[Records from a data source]
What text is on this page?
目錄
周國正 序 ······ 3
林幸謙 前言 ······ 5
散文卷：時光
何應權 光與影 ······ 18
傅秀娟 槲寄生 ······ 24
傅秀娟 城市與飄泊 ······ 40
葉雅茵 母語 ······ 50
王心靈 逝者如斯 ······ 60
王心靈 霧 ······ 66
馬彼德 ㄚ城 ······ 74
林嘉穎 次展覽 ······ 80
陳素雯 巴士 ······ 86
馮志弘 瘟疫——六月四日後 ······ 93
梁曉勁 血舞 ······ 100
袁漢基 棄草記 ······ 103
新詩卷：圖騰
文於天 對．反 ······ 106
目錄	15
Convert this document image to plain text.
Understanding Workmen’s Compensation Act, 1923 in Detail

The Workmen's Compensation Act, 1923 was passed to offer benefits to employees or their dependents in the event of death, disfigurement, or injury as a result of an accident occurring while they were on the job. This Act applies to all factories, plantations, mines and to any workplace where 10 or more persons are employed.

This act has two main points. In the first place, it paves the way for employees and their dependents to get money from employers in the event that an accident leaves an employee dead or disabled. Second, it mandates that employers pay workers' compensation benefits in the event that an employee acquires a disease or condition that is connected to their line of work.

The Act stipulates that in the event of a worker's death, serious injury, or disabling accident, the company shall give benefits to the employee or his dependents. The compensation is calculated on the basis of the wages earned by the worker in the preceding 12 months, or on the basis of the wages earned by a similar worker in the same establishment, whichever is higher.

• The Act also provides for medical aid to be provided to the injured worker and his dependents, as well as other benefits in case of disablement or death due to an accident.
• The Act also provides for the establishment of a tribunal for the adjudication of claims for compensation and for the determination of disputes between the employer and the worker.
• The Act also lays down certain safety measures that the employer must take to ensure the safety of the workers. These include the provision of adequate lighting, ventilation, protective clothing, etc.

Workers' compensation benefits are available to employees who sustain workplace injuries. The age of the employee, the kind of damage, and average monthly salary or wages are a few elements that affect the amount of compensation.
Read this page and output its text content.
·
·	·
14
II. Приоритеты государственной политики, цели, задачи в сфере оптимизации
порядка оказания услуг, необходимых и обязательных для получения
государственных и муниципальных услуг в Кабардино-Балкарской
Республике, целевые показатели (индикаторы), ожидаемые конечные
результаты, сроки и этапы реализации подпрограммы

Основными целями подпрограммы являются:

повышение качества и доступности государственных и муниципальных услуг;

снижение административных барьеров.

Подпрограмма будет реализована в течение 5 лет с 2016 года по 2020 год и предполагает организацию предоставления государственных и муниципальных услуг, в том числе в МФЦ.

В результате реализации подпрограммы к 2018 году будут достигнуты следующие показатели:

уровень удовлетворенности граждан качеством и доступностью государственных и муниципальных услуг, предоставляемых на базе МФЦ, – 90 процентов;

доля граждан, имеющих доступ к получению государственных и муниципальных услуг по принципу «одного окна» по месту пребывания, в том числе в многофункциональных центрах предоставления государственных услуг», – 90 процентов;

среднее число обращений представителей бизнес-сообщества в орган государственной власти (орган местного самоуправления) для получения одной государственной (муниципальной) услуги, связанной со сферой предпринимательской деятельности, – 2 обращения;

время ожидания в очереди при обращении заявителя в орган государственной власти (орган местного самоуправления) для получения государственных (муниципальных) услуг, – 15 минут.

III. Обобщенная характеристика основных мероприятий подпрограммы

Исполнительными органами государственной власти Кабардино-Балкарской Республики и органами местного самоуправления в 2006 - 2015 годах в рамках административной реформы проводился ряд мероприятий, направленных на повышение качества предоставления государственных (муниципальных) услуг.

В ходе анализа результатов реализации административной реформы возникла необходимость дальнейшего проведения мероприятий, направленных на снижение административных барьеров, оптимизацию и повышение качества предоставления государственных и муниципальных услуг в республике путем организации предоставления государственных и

**What is expected:** The answer is a single number, the count of lines in the records that contain the string "административных".

**The reply:** 2